* Begin *

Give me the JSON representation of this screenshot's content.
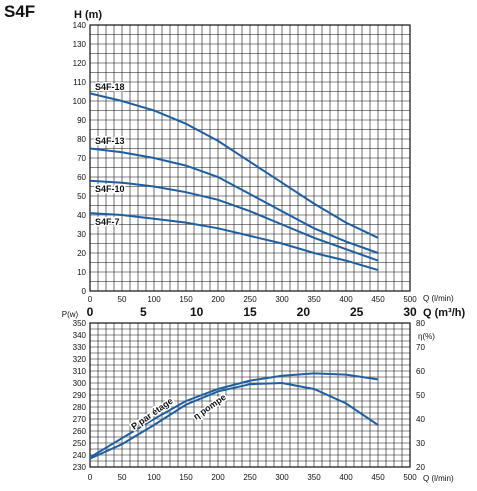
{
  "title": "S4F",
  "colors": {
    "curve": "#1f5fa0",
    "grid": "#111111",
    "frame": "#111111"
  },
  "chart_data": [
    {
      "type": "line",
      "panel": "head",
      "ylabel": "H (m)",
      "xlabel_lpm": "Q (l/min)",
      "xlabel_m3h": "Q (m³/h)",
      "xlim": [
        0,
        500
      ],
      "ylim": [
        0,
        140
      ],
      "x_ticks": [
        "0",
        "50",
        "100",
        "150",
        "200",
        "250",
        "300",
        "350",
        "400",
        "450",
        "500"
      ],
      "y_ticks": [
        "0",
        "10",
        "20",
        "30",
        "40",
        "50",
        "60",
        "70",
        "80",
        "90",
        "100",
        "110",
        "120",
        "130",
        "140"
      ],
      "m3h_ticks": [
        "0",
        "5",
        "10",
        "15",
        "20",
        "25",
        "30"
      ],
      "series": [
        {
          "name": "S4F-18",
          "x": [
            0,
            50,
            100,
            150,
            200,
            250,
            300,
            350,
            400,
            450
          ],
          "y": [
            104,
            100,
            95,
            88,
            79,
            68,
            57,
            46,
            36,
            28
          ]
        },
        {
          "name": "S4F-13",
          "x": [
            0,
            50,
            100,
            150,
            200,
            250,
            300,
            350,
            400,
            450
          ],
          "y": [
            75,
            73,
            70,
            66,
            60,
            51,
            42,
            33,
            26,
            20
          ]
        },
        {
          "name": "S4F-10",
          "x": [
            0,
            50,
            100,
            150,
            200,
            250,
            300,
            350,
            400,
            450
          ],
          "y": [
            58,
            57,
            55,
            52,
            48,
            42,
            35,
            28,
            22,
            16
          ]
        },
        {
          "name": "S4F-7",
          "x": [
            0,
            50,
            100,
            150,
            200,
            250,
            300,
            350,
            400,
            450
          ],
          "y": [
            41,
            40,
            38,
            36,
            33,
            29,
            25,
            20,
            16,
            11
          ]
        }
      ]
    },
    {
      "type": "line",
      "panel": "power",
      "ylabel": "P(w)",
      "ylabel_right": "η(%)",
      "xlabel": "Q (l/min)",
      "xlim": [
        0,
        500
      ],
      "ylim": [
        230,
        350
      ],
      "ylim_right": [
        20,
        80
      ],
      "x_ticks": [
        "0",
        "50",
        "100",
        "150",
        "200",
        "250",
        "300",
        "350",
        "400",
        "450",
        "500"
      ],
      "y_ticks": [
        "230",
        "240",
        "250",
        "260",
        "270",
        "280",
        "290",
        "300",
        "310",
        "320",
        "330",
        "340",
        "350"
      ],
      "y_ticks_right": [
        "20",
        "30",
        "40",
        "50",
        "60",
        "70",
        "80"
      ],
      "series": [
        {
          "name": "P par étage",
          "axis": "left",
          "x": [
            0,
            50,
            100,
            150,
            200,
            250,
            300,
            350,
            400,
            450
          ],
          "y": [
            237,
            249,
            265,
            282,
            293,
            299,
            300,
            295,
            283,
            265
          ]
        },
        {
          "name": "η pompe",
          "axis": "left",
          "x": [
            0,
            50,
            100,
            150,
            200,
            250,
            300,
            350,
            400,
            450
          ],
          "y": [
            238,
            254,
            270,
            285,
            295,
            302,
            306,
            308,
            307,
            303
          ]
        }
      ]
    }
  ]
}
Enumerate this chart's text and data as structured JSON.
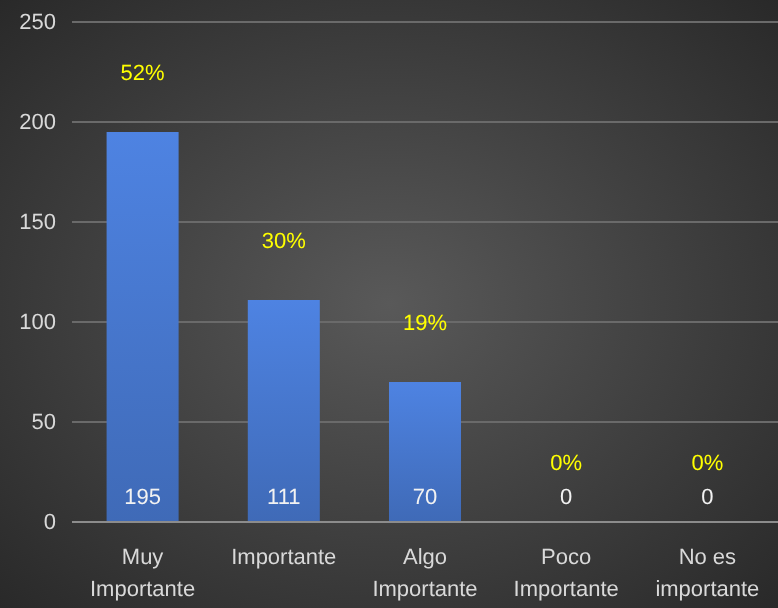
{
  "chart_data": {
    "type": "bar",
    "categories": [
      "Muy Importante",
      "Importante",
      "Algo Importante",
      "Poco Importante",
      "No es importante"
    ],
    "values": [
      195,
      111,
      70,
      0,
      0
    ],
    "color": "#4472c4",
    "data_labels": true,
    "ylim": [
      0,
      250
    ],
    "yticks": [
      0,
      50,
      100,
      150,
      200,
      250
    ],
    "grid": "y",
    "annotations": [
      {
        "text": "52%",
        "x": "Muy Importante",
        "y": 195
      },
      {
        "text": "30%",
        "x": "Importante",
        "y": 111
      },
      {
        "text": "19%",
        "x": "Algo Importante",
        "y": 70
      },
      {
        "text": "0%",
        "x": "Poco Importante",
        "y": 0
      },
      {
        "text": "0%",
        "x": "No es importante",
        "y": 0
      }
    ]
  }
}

* End *

*AIM*: Transcribe the records above verbatim. Do not carry over any picture.

*EXPECTED OUTPUT*:
Give me the JSON representation of this screenshot's content.
{
  "title": "S4F",
  "colors": {
    "curve": "#1f5fa0",
    "grid": "#111111",
    "frame": "#111111"
  },
  "chart_data": [
    {
      "type": "line",
      "panel": "head",
      "ylabel": "H (m)",
      "xlabel_lpm": "Q (l/min)",
      "xlabel_m3h": "Q (m³/h)",
      "xlim": [
        0,
        500
      ],
      "ylim": [
        0,
        140
      ],
      "x_ticks": [
        "0",
        "50",
        "100",
        "150",
        "200",
        "250",
        "300",
        "350",
        "400",
        "450",
        "500"
      ],
      "y_ticks": [
        "0",
        "10",
        "20",
        "30",
        "40",
        "50",
        "60",
        "70",
        "80",
        "90",
        "100",
        "110",
        "120",
        "130",
        "140"
      ],
      "m3h_ticks": [
        "0",
        "5",
        "10",
        "15",
        "20",
        "25",
        "30"
      ],
      "series": [
        {
          "name": "S4F-18",
          "x": [
            0,
            50,
            100,
            150,
            200,
            250,
            300,
            350,
            400,
            450
          ],
          "y": [
            104,
            100,
            95,
            88,
            79,
            68,
            57,
            46,
            36,
            28
          ]
        },
        {
          "name": "S4F-13",
          "x": [
            0,
            50,
            100,
            150,
            200,
            250,
            300,
            350,
            400,
            450
          ],
          "y": [
            75,
            73,
            70,
            66,
            60,
            51,
            42,
            33,
            26,
            20
          ]
        },
        {
          "name": "S4F-10",
          "x": [
            0,
            50,
            100,
            150,
            200,
            250,
            300,
            350,
            400,
            450
          ],
          "y": [
            58,
            57,
            55,
            52,
            48,
            42,
            35,
            28,
            22,
            16
          ]
        },
        {
          "name": "S4F-7",
          "x": [
            0,
            50,
            100,
            150,
            200,
            250,
            300,
            350,
            400,
            450
          ],
          "y": [
            41,
            40,
            38,
            36,
            33,
            29,
            25,
            20,
            16,
            11
          ]
        }
      ]
    },
    {
      "type": "line",
      "panel": "power",
      "ylabel": "P(w)",
      "ylabel_right": "η(%)",
      "xlabel": "Q (l/min)",
      "xlim": [
        0,
        500
      ],
      "ylim": [
        230,
        350
      ],
      "ylim_right": [
        20,
        80
      ],
      "x_ticks": [
        "0",
        "50",
        "100",
        "150",
        "200",
        "250",
        "300",
        "350",
        "400",
        "450",
        "500"
      ],
      "y_ticks": [
        "230",
        "240",
        "250",
        "260",
        "270",
        "280",
        "290",
        "300",
        "310",
        "320",
        "330",
        "340",
        "350"
      ],
      "y_ticks_right": [
        "20",
        "30",
        "40",
        "50",
        "60",
        "70",
        "80"
      ],
      "series": [
        {
          "name": "P par étage",
          "axis": "left",
          "x": [
            0,
            50,
            100,
            150,
            200,
            250,
            300,
            350,
            400,
            450
          ],
          "y": [
            237,
            249,
            265,
            282,
            293,
            299,
            300,
            295,
            283,
            265
          ]
        },
        {
          "name": "η pompe",
          "axis": "left",
          "x": [
            0,
            50,
            100,
            150,
            200,
            250,
            300,
            350,
            400,
            450
          ],
          "y": [
            238,
            254,
            270,
            285,
            295,
            302,
            306,
            308,
            307,
            303
          ]
        }
      ]
    }
  ]
}
Enumerate this chart's text and data as structured JSON.
{
  "chart_data": {
    "type": "bar",
    "categories": [
      "Muy Importante",
      "Importante",
      "Algo Importante",
      "Poco Importante",
      "No es importante"
    ],
    "values": [
      195,
      111,
      70,
      0,
      0
    ],
    "color": "#4472c4",
    "data_labels": true,
    "ylim": [
      0,
      250
    ],
    "yticks": [
      0,
      50,
      100,
      150,
      200,
      250
    ],
    "grid": "y",
    "annotations": [
      {
        "text": "52%",
        "x": "Muy Importante",
        "y": 195
      },
      {
        "text": "30%",
        "x": "Importante",
        "y": 111
      },
      {
        "text": "19%",
        "x": "Algo Importante",
        "y": 70
      },
      {
        "text": "0%",
        "x": "Poco Importante",
        "y": 0
      },
      {
        "text": "0%",
        "x": "No es importante",
        "y": 0
      }
    ]
  }
}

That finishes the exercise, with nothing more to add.